TASK TO CARRY OUT:
Of the lines in the listing, how many include the string "content"? Write the number and nothing else.

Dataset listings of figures
********

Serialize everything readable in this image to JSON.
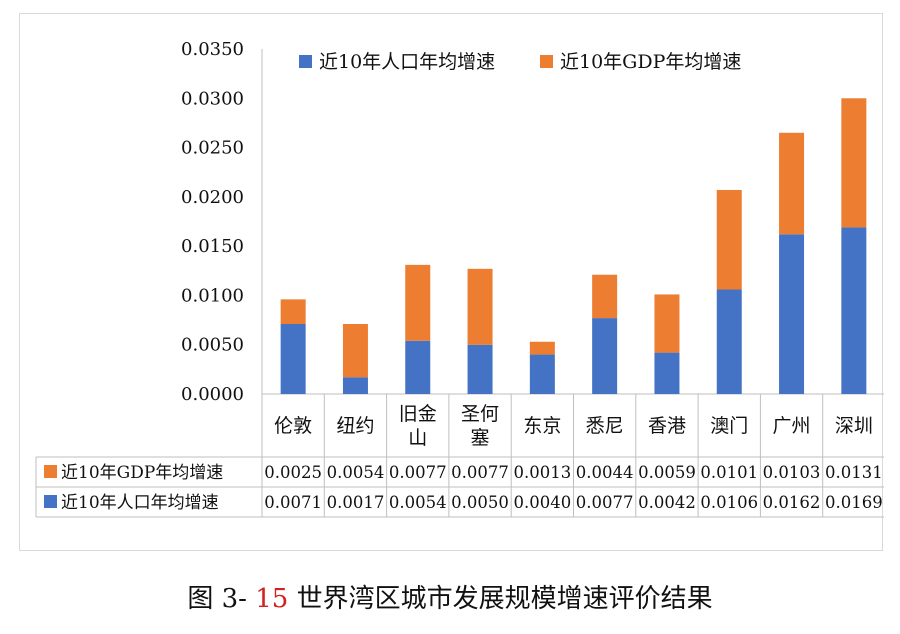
{
  "chart_data": {
    "type": "bar",
    "stacked": true,
    "title": "",
    "xlabel": "",
    "ylabel": "",
    "ylim": [
      0,
      0.035
    ],
    "ytick_step": 0.005,
    "ytick_labels": [
      "0.0000",
      "0.0050",
      "0.0100",
      "0.0150",
      "0.0200",
      "0.0250",
      "0.0300",
      "0.0350"
    ],
    "categories": [
      [
        "伦敦"
      ],
      [
        "纽约"
      ],
      [
        "旧金",
        "山"
      ],
      [
        "圣何",
        "塞"
      ],
      [
        "东京"
      ],
      [
        "悉尼"
      ],
      [
        "香港"
      ],
      [
        "澳门"
      ],
      [
        "广州"
      ],
      [
        "深圳"
      ]
    ],
    "series": [
      {
        "name": "近10年人口年均增速",
        "color": "#4472c4",
        "values": [
          0.0071,
          0.0017,
          0.0054,
          0.005,
          0.004,
          0.0077,
          0.0042,
          0.0106,
          0.0162,
          0.0169
        ],
        "labels": [
          "0.0071",
          "0.0017",
          "0.0054",
          "0.0050",
          "0.0040",
          "0.0077",
          "0.0042",
          "0.0106",
          "0.0162",
          "0.0169"
        ]
      },
      {
        "name": "近10年GDP年均增速",
        "color": "#ed7d31",
        "values": [
          0.0025,
          0.0054,
          0.0077,
          0.0077,
          0.0013,
          0.0044,
          0.0059,
          0.0101,
          0.0103,
          0.0131
        ],
        "labels": [
          "0.0025",
          "0.0054",
          "0.0077",
          "0.0077",
          "0.0013",
          "0.0044",
          "0.0059",
          "0.0101",
          "0.0103",
          "0.0131"
        ]
      }
    ],
    "legend": "top",
    "grid": false,
    "data_table": true
  },
  "caption": {
    "prefix": "图 3-",
    "number": "15",
    "text": "世界湾区城市发展规模增速评价结果"
  }
}
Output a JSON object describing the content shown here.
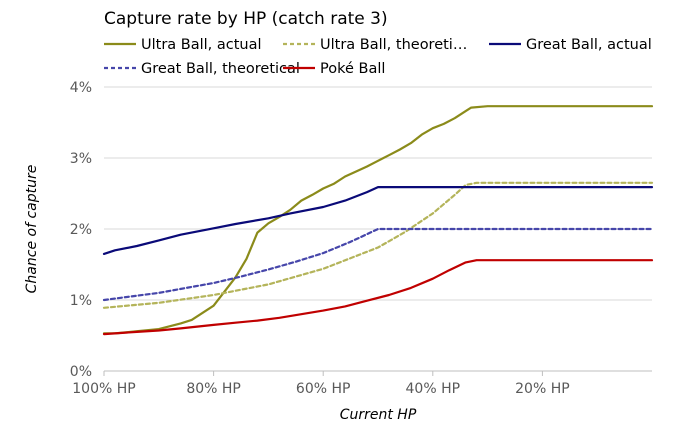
{
  "chart_data": {
    "type": "line",
    "title": "Capture rate by HP (catch rate 3)",
    "xlabel": "Current HP",
    "ylabel": "Chance of capture",
    "xlim": [
      100,
      0
    ],
    "ylim": [
      0,
      4
    ],
    "x_ticks": [
      100,
      80,
      60,
      40,
      20
    ],
    "x_tick_labels": [
      "100% HP",
      "80% HP",
      "60% HP",
      "40% HP",
      "20% HP"
    ],
    "y_ticks": [
      0,
      1,
      2,
      3,
      4
    ],
    "y_tick_labels": [
      "0%",
      "1%",
      "2%",
      "3%",
      "4%"
    ],
    "grid": "horizontal",
    "legend": "top",
    "series": [
      {
        "name": "Ultra Ball, actual",
        "color": "#8b8b1a",
        "dash": "solid",
        "x": [
          100,
          98,
          94,
          90,
          86,
          84,
          80,
          76,
          74,
          72,
          70,
          68,
          66,
          64,
          62,
          60,
          58,
          56,
          54,
          52,
          50,
          48,
          46,
          44,
          42,
          40,
          38,
          36,
          34,
          33,
          30,
          20,
          10,
          0
        ],
        "y": [
          0.53,
          0.53,
          0.56,
          0.59,
          0.67,
          0.72,
          0.92,
          1.32,
          1.58,
          1.95,
          2.08,
          2.17,
          2.27,
          2.4,
          2.48,
          2.57,
          2.64,
          2.74,
          2.81,
          2.88,
          2.96,
          3.04,
          3.12,
          3.21,
          3.33,
          3.42,
          3.48,
          3.56,
          3.66,
          3.71,
          3.73,
          3.73,
          3.73,
          3.73
        ]
      },
      {
        "name": "Ultra Ball, theoretical",
        "color": "#b4b45a",
        "dash": "dashed",
        "x": [
          100,
          90,
          80,
          70,
          60,
          50,
          45,
          40,
          36,
          34,
          32,
          30,
          20,
          10,
          0
        ],
        "y": [
          0.89,
          0.96,
          1.07,
          1.22,
          1.44,
          1.74,
          1.96,
          2.22,
          2.48,
          2.62,
          2.65,
          2.65,
          2.65,
          2.65,
          2.65
        ]
      },
      {
        "name": "Great Ball, actual",
        "color": "#0a0a78",
        "dash": "solid",
        "x": [
          100,
          98,
          94,
          90,
          86,
          80,
          76,
          70,
          66,
          60,
          56,
          52,
          50,
          45,
          40,
          30,
          20,
          10,
          0
        ],
        "y": [
          1.65,
          1.7,
          1.76,
          1.84,
          1.92,
          2.01,
          2.07,
          2.15,
          2.22,
          2.31,
          2.4,
          2.52,
          2.59,
          2.59,
          2.59,
          2.59,
          2.59,
          2.59,
          2.59
        ]
      },
      {
        "name": "Great Ball, theoretical",
        "color": "#4646aa",
        "dash": "dashed",
        "x": [
          100,
          95,
          90,
          85,
          80,
          75,
          70,
          65,
          60,
          55,
          50,
          45,
          40,
          30,
          20,
          10,
          0
        ],
        "y": [
          1.0,
          1.05,
          1.1,
          1.17,
          1.24,
          1.33,
          1.43,
          1.54,
          1.66,
          1.82,
          2.0,
          2.0,
          2.0,
          2.0,
          2.0,
          2.0,
          2.0
        ]
      },
      {
        "name": "Poké Ball",
        "color": "#c00000",
        "dash": "solid",
        "x": [
          100,
          98,
          94,
          90,
          86,
          80,
          76,
          72,
          68,
          64,
          60,
          56,
          52,
          48,
          44,
          40,
          37,
          34,
          32,
          30,
          20,
          10,
          0
        ],
        "y": [
          0.52,
          0.53,
          0.55,
          0.57,
          0.6,
          0.65,
          0.68,
          0.71,
          0.75,
          0.8,
          0.85,
          0.91,
          0.99,
          1.07,
          1.17,
          1.3,
          1.42,
          1.53,
          1.56,
          1.56,
          1.56,
          1.56,
          1.56
        ]
      }
    ]
  }
}
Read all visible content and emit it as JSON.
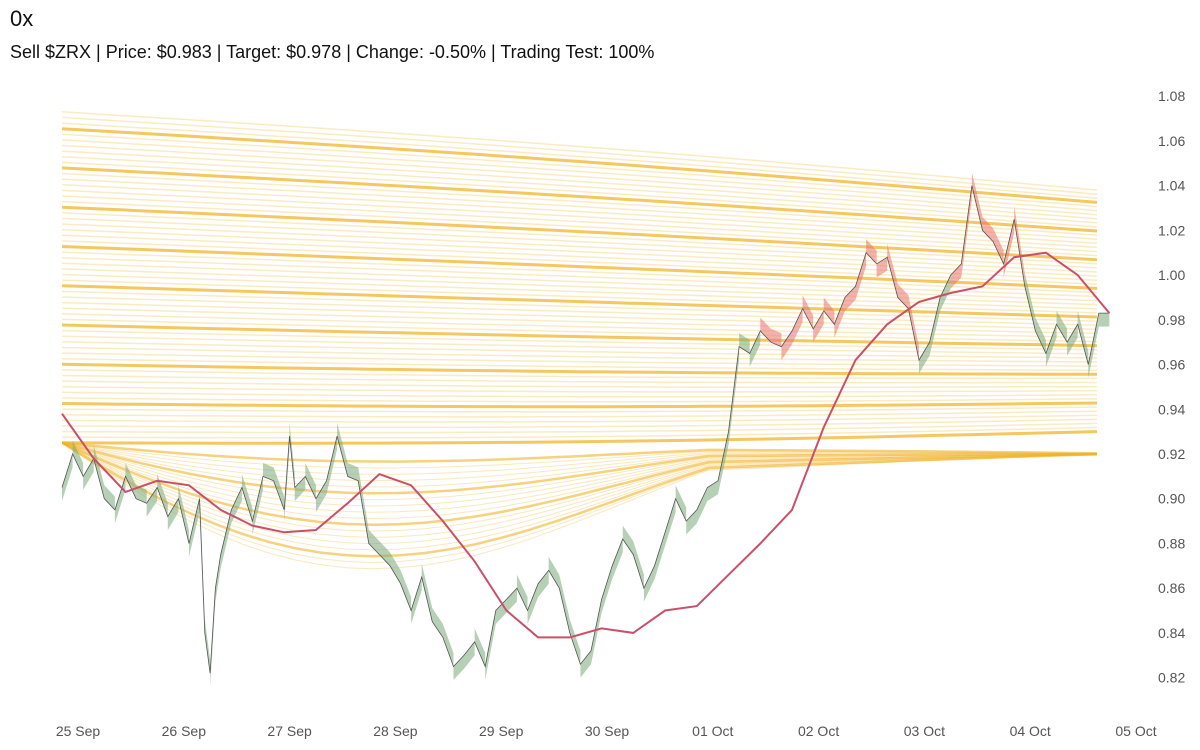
{
  "header": {
    "title": "0x",
    "subtitle": "Sell $ZRX | Price: $0.983 | Target: $0.978 | Change: -0.50% | Trading Test: 100%"
  },
  "colors": {
    "band": "#f0b429",
    "band_light": "#f5d27a",
    "price_line": "#555555",
    "ma_line": "#c8506a",
    "fill_up": "#7aa97a",
    "fill_down": "#e8736a"
  },
  "chart_data": {
    "type": "line",
    "x_ticks": [
      "25 Sep",
      "26 Sep",
      "27 Sep",
      "28 Sep",
      "29 Sep",
      "30 Sep",
      "01 Oct",
      "02 Oct",
      "03 Oct",
      "04 Oct",
      "05 Oct"
    ],
    "y_ticks": [
      "0.82",
      "0.84",
      "0.86",
      "0.88",
      "0.90",
      "0.92",
      "0.94",
      "0.96",
      "0.98",
      "1.00",
      "1.02",
      "1.04",
      "1.06",
      "1.08"
    ],
    "ylim": [
      0.81,
      1.085
    ],
    "x_range_days": [
      0,
      10
    ],
    "series": [
      {
        "role": "price",
        "x": [
          0.0,
          0.1,
          0.2,
          0.3,
          0.4,
          0.5,
          0.6,
          0.7,
          0.8,
          0.9,
          1.0,
          1.1,
          1.2,
          1.3,
          1.35,
          1.4,
          1.45,
          1.5,
          1.6,
          1.7,
          1.8,
          1.9,
          2.0,
          2.1,
          2.15,
          2.2,
          2.3,
          2.4,
          2.5,
          2.6,
          2.7,
          2.8,
          2.9,
          3.0,
          3.1,
          3.2,
          3.3,
          3.4,
          3.5,
          3.6,
          3.7,
          3.8,
          3.9,
          4.0,
          4.1,
          4.2,
          4.3,
          4.4,
          4.5,
          4.6,
          4.7,
          4.8,
          4.9,
          5.0,
          5.1,
          5.2,
          5.3,
          5.4,
          5.5,
          5.6,
          5.7,
          5.8,
          5.9,
          6.0,
          6.1,
          6.2,
          6.3,
          6.4,
          6.5,
          6.6,
          6.7,
          6.8,
          6.9,
          7.0,
          7.1,
          7.2,
          7.3,
          7.4,
          7.5,
          7.6,
          7.7,
          7.8,
          7.9,
          8.0,
          8.1,
          8.2,
          8.3,
          8.4,
          8.5,
          8.6,
          8.7,
          8.8,
          8.9,
          9.0,
          9.1,
          9.2,
          9.3,
          9.4,
          9.5,
          9.6,
          9.7,
          9.8,
          9.9
        ],
        "values": [
          0.905,
          0.92,
          0.91,
          0.918,
          0.9,
          0.895,
          0.91,
          0.9,
          0.898,
          0.905,
          0.892,
          0.9,
          0.88,
          0.9,
          0.84,
          0.822,
          0.86,
          0.875,
          0.895,
          0.905,
          0.89,
          0.91,
          0.908,
          0.895,
          0.928,
          0.905,
          0.91,
          0.9,
          0.908,
          0.928,
          0.91,
          0.908,
          0.88,
          0.875,
          0.87,
          0.862,
          0.85,
          0.865,
          0.845,
          0.838,
          0.825,
          0.83,
          0.836,
          0.825,
          0.85,
          0.855,
          0.86,
          0.85,
          0.862,
          0.868,
          0.86,
          0.84,
          0.826,
          0.832,
          0.855,
          0.87,
          0.882,
          0.875,
          0.86,
          0.87,
          0.885,
          0.9,
          0.89,
          0.895,
          0.905,
          0.908,
          0.93,
          0.968,
          0.965,
          0.975,
          0.97,
          0.968,
          0.975,
          0.985,
          0.976,
          0.984,
          0.978,
          0.99,
          0.995,
          1.01,
          1.005,
          1.008,
          0.99,
          0.985,
          0.962,
          0.97,
          0.99,
          1.0,
          1.005,
          1.04,
          1.02,
          1.015,
          1.005,
          1.025,
          0.995,
          0.975,
          0.965,
          0.978,
          0.97,
          0.978,
          0.96,
          0.983,
          0.983
        ]
      },
      {
        "role": "moving-average",
        "x": [
          0.0,
          0.3,
          0.6,
          0.9,
          1.2,
          1.5,
          1.8,
          2.1,
          2.4,
          2.7,
          3.0,
          3.3,
          3.6,
          3.9,
          4.2,
          4.5,
          4.8,
          5.1,
          5.4,
          5.7,
          6.0,
          6.3,
          6.6,
          6.9,
          7.2,
          7.5,
          7.8,
          8.1,
          8.4,
          8.7,
          9.0,
          9.3,
          9.6,
          9.9
        ],
        "values": [
          0.938,
          0.918,
          0.903,
          0.908,
          0.906,
          0.895,
          0.888,
          0.885,
          0.886,
          0.898,
          0.911,
          0.906,
          0.89,
          0.872,
          0.85,
          0.838,
          0.838,
          0.842,
          0.84,
          0.85,
          0.852,
          0.866,
          0.88,
          0.895,
          0.932,
          0.962,
          0.978,
          0.988,
          0.992,
          0.995,
          1.008,
          1.01,
          1.0,
          0.983
        ]
      }
    ]
  }
}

********

RESPONSE TO THIS EXERCISE:
2